### Data lines
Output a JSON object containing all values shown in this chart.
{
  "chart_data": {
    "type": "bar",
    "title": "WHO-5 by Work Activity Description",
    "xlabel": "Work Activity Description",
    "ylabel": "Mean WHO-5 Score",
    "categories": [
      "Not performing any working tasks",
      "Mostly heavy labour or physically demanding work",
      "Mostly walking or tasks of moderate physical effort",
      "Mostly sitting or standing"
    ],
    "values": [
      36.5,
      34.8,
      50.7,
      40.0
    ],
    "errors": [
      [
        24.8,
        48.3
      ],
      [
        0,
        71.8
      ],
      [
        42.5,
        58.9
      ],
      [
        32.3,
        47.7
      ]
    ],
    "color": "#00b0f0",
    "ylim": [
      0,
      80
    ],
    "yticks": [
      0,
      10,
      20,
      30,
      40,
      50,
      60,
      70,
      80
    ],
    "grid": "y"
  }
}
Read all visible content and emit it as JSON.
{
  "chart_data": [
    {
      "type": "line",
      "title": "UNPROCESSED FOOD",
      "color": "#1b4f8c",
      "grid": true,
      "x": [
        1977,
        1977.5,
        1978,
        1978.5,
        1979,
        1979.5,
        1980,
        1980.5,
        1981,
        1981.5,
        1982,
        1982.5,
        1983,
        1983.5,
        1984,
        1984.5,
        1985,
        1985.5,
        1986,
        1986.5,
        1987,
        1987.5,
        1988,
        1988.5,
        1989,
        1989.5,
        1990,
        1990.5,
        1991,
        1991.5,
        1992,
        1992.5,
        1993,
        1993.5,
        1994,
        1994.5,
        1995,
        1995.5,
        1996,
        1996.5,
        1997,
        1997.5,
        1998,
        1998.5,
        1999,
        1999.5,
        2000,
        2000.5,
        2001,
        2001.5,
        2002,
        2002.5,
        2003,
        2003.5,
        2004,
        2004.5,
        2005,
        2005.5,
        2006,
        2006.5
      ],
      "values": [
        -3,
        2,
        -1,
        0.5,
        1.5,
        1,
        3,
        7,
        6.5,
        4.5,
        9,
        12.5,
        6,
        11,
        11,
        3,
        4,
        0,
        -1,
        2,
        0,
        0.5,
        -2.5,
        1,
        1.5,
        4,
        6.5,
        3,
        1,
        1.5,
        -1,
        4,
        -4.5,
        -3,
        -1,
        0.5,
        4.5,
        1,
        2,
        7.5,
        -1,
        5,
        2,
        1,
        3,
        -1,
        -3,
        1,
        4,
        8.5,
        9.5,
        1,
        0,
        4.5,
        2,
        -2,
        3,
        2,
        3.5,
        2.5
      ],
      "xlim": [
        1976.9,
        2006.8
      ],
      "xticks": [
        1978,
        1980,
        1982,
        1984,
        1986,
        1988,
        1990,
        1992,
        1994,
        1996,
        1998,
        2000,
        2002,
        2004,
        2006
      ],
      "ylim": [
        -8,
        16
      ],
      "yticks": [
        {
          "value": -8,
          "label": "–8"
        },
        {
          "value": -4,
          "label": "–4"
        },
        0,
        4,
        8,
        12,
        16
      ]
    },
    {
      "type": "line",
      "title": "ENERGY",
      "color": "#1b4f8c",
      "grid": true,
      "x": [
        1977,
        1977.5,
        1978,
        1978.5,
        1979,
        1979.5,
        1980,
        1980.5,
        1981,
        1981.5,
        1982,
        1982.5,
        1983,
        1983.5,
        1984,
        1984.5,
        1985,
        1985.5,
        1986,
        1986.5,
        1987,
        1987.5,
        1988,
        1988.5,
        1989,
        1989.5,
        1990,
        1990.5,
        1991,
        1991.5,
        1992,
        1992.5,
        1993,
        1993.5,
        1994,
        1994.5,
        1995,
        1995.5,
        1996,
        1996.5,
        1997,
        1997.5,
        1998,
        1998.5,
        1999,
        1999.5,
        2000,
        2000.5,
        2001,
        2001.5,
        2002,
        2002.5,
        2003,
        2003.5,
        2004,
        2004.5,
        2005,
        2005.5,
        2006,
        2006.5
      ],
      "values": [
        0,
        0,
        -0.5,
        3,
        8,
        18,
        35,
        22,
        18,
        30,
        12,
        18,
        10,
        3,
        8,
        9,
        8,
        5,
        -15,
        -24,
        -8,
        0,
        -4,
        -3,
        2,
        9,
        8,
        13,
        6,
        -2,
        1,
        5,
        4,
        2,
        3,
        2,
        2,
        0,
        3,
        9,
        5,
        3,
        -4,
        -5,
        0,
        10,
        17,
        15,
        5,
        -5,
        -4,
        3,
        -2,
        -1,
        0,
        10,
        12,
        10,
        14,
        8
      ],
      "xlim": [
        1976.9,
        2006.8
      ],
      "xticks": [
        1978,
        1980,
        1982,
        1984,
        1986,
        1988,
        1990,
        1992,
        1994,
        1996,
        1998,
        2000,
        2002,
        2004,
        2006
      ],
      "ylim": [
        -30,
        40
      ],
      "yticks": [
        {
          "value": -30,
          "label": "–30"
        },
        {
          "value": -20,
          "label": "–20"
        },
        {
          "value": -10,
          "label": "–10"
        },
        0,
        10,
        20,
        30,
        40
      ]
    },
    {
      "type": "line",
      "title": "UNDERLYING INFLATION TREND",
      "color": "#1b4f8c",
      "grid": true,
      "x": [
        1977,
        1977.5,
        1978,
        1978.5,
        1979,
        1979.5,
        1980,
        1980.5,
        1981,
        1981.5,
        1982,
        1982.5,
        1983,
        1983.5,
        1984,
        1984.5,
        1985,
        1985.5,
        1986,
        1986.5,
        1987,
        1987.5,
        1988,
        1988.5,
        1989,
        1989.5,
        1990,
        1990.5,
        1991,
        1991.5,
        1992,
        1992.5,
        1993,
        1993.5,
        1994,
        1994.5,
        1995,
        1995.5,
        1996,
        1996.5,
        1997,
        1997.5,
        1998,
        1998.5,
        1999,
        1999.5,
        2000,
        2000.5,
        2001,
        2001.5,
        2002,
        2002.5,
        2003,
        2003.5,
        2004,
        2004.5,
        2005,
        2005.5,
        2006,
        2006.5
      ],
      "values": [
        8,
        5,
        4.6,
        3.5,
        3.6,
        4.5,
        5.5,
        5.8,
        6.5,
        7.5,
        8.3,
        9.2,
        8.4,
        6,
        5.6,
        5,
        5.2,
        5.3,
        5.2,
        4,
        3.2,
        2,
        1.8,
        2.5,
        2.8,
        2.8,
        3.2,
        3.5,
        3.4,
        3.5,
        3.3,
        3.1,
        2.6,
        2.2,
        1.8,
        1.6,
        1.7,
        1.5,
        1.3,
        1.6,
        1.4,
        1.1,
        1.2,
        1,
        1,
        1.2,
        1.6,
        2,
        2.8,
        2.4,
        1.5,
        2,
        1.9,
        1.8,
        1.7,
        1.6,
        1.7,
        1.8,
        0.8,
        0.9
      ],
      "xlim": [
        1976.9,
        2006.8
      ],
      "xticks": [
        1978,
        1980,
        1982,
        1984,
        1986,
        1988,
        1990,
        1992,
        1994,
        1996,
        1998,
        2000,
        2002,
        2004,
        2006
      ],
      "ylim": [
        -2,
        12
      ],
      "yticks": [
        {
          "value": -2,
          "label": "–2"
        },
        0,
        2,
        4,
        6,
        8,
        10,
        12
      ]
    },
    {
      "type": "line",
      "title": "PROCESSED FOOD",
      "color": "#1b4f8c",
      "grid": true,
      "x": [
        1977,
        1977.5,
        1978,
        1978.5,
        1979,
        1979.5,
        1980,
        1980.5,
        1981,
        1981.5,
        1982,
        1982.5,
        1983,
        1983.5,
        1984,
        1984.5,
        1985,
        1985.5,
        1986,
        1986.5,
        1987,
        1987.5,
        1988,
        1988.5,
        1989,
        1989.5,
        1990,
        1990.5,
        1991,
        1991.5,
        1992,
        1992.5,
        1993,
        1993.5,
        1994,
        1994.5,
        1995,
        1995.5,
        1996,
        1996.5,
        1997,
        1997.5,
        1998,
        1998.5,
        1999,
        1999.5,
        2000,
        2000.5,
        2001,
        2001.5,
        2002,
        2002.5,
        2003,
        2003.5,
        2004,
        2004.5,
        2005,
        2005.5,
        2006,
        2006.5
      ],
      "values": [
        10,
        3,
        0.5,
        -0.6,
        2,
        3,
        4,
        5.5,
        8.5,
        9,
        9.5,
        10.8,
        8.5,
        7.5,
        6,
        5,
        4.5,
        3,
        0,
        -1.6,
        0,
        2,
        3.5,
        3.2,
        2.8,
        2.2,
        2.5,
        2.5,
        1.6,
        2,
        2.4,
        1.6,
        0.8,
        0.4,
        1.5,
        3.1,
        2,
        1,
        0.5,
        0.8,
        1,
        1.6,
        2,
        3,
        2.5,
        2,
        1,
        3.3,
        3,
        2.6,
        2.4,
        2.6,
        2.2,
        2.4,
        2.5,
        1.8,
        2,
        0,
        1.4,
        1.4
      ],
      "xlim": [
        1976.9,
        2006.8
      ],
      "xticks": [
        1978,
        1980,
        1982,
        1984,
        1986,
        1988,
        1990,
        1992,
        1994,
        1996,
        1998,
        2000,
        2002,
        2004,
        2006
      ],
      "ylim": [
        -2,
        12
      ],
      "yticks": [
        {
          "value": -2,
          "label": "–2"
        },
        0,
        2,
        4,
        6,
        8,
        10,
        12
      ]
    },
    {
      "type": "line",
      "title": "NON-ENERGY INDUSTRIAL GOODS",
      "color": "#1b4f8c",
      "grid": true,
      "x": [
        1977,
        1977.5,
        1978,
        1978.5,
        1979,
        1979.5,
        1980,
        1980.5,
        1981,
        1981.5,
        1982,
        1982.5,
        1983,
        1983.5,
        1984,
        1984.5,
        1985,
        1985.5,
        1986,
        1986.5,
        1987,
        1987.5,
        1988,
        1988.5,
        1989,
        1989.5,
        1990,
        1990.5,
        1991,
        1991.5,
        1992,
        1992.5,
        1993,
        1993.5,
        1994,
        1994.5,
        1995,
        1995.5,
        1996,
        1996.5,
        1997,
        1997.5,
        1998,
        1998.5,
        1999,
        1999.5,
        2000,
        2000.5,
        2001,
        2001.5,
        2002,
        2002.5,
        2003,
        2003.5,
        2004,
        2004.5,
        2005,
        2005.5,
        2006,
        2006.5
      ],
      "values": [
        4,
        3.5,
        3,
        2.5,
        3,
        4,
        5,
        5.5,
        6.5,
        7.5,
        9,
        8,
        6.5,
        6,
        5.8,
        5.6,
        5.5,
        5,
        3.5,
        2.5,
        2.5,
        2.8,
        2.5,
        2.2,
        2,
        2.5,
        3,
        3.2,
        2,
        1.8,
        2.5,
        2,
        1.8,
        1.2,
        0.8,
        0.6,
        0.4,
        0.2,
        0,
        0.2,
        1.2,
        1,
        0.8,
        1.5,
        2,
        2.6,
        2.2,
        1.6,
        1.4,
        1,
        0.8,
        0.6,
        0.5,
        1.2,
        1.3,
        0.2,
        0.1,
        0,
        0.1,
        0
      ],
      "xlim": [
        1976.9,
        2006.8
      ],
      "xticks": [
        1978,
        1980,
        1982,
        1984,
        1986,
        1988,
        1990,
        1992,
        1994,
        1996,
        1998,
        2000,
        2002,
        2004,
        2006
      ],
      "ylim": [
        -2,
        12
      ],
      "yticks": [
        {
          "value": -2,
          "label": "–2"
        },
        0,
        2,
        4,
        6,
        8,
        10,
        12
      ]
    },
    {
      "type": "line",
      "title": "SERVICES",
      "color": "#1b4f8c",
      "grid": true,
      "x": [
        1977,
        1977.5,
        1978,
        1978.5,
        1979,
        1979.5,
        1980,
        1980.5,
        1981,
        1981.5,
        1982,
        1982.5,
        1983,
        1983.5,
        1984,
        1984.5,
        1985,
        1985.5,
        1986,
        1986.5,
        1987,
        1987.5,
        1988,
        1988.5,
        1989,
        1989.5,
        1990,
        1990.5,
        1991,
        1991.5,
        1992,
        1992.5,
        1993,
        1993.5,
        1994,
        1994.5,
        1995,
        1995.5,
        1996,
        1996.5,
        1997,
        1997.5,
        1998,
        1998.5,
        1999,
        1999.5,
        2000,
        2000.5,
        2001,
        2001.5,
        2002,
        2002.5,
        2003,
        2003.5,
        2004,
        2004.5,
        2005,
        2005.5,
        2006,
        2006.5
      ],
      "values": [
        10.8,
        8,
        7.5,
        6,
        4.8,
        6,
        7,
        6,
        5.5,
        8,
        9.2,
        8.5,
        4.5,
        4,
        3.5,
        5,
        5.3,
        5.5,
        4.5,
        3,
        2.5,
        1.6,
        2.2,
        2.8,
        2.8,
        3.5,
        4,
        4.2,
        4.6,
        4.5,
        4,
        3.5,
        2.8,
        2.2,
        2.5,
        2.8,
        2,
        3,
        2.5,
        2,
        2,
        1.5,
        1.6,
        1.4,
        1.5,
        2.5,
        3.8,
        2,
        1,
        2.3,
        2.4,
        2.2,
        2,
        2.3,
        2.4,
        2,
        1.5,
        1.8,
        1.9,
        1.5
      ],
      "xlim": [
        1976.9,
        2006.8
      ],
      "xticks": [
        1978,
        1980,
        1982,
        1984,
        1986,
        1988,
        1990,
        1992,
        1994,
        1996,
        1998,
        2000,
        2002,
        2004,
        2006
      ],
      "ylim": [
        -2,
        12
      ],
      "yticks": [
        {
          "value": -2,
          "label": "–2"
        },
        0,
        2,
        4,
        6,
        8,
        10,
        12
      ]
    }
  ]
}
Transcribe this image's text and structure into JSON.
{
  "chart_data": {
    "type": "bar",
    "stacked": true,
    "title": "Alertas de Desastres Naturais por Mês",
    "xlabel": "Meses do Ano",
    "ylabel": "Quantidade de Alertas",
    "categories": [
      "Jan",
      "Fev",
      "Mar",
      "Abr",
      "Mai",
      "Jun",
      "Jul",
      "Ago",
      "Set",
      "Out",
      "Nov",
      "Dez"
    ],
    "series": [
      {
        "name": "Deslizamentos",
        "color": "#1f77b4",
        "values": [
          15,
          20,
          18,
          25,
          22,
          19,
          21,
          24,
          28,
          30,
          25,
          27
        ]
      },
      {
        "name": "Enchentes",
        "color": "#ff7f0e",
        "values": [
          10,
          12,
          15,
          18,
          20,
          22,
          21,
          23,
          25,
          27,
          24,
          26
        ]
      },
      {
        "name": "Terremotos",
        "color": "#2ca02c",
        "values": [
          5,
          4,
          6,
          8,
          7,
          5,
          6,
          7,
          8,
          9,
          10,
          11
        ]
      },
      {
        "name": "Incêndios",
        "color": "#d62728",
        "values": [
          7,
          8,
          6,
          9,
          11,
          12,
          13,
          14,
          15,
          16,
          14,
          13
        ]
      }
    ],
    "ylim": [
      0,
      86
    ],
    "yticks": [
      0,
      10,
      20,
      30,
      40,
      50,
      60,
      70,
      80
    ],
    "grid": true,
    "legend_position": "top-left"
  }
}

### Brief
Lines holding the word "ENERGY" in the entries above are the ones to pull out. Copy them all.

### Task result
      "title": "ENERGY",
      "title": "NON-ENERGY INDUSTRIAL GOODS",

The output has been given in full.